Page extract:
>>>>
20549-0409


October 19, 2004


Mr. Steven G. Osgood
President
U-Store-It Trust
6745 Engle Road, Suite 300
Cleveland, Ohio 44130

Re:	U-Store-It Trust
	Amendment No. 2 to Form S-11 Filed October 7, 2004
	File No.  333-117848

Dear Mr. Osgood:

      We have reviewed your filing and have the following
comments.
Where indicated, we think you should revise your document in
response
to these comments.  If you disagree, we will consider your
explanation as to why our comment is inapplicable or a revision is
unnecessary.  Please be as detailed as necessary in your
explanation.
In some of our comments, we may ask you to provide us with
supplemental information so we may better understand your
disclosure.
After reviewing this information, we may or may not raise
additional
comments.

      Please understand that the purpose of our review process is
to
assist you in your compliance with the applicable disclosure
requirements and to enhance the overall disclosure in your filing.
We look forward to working with you in these respects.  We welcome
any questions you may have about our comments or on any other
aspect
of our review.  Feel free to call us at the telephone numbers
listed
at the end of this letter.


Form S-11
1. We note your response to prior comment 5; however, we reissue
that
part of our previous comment asking you to revise to describe the
conflicts of interest that arise from the substantial benefits
received in connection with this offering, including that the
interests of these affiliates differ from those of other
stockholders
and that the negotiations involving the formation transactions
were
not arms-length.  Please similarly revise the summary and risk
factors section.

Summary, page 1
2. We note your response to prior comment 7; however, we reissue
our
previous comment.  Please revise to briefly describe the
chronological corporate history of your predecessor entity,
Acquiport/Amsdell I Limited Partnership, since 1996.  Please
similarly revise the business section disclosure.
3. We note your response to prior comment 9.  Please revise your
disclosure on pages 9 and 112 to disclose the belief that the 29%
excepted holder limit for the Amsdell family does not jeopardize
your
REIT status and describe the business reasons for the exception on
ownership restriction.
4. Please revise the cover page, summary and risk factors to
disclose
and quantify the revolving credit facility in the amount of $150
million that Lehman and Wachovia will provide to your operating
subsidiary.

Our Facilities, page 5
5. We note your response to prior comment 11.  We further note
that
Rising Tide will have the right to acquire 8 facilities.  Please
revise, here and throughout, to identify who currently owns or
controls these 8 facilities, including whether the facilities are
currently held by the Amsdells or third parties.
<<<<
[Element region listings]
>>>>
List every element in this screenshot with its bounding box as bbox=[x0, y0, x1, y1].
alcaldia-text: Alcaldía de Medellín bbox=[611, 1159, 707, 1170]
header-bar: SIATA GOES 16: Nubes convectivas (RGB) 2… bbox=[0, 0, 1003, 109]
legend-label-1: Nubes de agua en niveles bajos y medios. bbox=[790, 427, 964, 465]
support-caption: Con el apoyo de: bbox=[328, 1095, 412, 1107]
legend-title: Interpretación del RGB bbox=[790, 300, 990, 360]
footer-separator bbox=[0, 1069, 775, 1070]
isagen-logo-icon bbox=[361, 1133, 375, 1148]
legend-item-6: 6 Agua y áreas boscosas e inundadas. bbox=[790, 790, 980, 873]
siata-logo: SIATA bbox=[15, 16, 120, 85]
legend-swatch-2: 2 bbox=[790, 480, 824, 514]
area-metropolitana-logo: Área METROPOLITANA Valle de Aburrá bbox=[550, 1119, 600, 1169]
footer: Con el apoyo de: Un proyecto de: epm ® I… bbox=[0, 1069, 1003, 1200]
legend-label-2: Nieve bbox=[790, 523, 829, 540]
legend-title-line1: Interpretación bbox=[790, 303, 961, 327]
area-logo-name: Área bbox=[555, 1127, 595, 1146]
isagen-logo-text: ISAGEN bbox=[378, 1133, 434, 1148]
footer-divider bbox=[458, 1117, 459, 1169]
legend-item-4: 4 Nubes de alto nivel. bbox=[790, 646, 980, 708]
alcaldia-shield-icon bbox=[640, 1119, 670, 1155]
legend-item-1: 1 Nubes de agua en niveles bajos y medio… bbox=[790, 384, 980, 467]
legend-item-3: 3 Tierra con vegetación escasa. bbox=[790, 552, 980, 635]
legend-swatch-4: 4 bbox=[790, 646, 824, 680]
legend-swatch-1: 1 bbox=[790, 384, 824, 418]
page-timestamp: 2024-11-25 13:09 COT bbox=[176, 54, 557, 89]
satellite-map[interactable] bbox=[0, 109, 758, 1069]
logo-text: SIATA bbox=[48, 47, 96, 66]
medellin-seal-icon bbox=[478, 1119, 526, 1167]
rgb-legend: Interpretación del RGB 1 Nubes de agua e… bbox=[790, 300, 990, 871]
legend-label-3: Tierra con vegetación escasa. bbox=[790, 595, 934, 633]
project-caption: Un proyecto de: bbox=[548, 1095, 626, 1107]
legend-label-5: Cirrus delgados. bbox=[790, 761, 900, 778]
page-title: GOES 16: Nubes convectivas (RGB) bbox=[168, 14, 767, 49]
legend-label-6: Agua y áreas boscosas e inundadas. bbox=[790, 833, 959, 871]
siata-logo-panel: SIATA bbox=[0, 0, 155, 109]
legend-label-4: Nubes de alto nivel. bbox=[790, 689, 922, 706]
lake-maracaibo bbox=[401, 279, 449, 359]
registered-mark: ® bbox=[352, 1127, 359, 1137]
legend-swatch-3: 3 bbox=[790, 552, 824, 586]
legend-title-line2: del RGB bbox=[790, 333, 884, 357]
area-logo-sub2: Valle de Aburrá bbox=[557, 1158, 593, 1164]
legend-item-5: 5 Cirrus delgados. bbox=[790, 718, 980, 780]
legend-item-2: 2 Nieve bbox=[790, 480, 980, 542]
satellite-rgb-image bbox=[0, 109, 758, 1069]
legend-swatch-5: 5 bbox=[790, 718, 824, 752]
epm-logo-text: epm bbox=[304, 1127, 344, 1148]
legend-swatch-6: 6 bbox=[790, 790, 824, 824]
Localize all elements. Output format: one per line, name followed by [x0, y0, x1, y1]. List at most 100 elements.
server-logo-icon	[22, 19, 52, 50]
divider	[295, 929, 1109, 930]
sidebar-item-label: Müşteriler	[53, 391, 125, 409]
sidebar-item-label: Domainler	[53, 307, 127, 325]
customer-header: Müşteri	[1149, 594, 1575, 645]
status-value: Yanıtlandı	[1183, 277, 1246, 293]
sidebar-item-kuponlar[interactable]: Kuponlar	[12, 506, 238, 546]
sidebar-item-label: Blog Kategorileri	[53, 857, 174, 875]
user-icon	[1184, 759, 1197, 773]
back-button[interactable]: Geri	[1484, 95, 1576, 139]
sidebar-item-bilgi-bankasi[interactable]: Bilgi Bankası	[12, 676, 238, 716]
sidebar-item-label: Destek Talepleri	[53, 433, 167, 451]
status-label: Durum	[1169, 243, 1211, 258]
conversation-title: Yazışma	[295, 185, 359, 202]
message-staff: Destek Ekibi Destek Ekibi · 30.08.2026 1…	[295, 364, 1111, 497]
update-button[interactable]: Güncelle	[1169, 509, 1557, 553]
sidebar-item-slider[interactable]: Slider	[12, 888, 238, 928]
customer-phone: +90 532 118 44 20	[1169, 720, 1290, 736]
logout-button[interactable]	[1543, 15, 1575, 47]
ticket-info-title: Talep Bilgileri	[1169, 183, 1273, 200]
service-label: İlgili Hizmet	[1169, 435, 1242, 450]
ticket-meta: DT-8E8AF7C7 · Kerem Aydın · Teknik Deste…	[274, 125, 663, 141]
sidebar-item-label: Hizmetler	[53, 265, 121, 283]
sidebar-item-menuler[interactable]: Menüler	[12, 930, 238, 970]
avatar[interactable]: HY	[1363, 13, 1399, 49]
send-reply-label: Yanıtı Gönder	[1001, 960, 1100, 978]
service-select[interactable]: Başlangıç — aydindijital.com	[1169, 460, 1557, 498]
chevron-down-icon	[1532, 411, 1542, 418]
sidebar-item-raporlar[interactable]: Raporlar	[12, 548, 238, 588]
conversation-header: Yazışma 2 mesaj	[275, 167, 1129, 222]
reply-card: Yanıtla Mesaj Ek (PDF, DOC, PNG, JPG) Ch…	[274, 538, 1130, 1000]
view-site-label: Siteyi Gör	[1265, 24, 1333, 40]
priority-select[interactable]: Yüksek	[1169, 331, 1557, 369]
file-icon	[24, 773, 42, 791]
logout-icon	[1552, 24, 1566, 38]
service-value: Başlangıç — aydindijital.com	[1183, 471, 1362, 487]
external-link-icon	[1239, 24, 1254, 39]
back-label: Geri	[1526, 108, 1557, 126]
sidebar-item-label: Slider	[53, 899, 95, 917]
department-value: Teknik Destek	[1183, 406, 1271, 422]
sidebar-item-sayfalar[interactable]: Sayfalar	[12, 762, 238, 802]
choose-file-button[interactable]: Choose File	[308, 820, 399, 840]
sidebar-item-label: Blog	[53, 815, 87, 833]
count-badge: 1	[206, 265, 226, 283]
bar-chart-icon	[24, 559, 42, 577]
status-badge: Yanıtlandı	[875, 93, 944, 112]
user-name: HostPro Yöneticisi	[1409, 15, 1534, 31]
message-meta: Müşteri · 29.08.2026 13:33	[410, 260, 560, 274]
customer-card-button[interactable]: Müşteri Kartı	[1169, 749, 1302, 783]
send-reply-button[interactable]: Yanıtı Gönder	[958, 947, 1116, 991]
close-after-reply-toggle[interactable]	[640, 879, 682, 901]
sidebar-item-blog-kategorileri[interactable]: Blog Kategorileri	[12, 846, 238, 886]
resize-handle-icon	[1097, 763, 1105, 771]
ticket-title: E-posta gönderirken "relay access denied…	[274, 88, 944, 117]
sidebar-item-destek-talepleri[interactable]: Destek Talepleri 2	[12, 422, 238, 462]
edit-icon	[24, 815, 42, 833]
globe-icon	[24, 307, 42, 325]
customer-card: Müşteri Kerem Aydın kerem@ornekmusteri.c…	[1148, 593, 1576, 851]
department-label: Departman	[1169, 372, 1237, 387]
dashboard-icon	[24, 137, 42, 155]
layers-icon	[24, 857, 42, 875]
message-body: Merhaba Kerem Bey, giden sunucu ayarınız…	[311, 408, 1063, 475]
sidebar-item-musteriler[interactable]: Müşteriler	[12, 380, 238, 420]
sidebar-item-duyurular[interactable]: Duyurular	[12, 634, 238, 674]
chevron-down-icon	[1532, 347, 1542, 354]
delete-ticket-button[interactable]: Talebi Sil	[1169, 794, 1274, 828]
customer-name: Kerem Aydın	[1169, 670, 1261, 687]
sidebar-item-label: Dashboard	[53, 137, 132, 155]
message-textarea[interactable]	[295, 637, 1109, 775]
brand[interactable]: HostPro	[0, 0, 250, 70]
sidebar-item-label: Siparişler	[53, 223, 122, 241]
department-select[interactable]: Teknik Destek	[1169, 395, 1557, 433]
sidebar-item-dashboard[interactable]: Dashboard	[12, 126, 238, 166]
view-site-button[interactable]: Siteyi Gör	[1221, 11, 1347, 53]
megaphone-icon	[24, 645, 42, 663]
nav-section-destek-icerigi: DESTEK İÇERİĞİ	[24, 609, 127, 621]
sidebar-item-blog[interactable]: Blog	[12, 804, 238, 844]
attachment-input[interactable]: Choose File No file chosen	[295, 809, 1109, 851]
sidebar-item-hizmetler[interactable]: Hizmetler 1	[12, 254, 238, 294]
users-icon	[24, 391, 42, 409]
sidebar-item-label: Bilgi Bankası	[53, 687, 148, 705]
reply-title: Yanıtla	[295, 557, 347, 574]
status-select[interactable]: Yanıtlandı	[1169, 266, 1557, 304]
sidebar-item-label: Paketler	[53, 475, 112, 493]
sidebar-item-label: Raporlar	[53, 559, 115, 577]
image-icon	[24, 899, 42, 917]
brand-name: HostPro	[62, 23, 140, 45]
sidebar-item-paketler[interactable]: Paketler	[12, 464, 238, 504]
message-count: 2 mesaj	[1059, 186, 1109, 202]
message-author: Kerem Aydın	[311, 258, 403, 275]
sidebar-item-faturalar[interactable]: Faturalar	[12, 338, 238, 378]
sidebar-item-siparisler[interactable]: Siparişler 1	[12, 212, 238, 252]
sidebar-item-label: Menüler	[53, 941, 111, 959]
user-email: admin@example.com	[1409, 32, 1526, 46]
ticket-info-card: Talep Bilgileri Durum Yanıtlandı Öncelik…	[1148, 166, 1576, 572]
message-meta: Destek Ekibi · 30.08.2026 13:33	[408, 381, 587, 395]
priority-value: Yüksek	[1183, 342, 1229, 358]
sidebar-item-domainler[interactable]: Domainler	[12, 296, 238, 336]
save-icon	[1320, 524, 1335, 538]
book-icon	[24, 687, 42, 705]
<<<<
Request 1:
In the comment letter, what is the amount of the revolving credit facility that Lehman and Wachovia will provide to the operating subsidiary?
Request 2:
Extract from the comment letter the passage starting at "Summary, page 1" and ending at "business section disclosure.".

Finished answer 1:
$150 million

Finished answer 2:
Summary, page 1
2. We note your response to prior comment 7; however, we reissue
our
previous comment.  Please revise to briefly describe the
chronological corporate history of your predecessor entity,
Acquiport/Amsdell I Limited Partnership, since 1996.  Please
similarly revise the business section disclosure.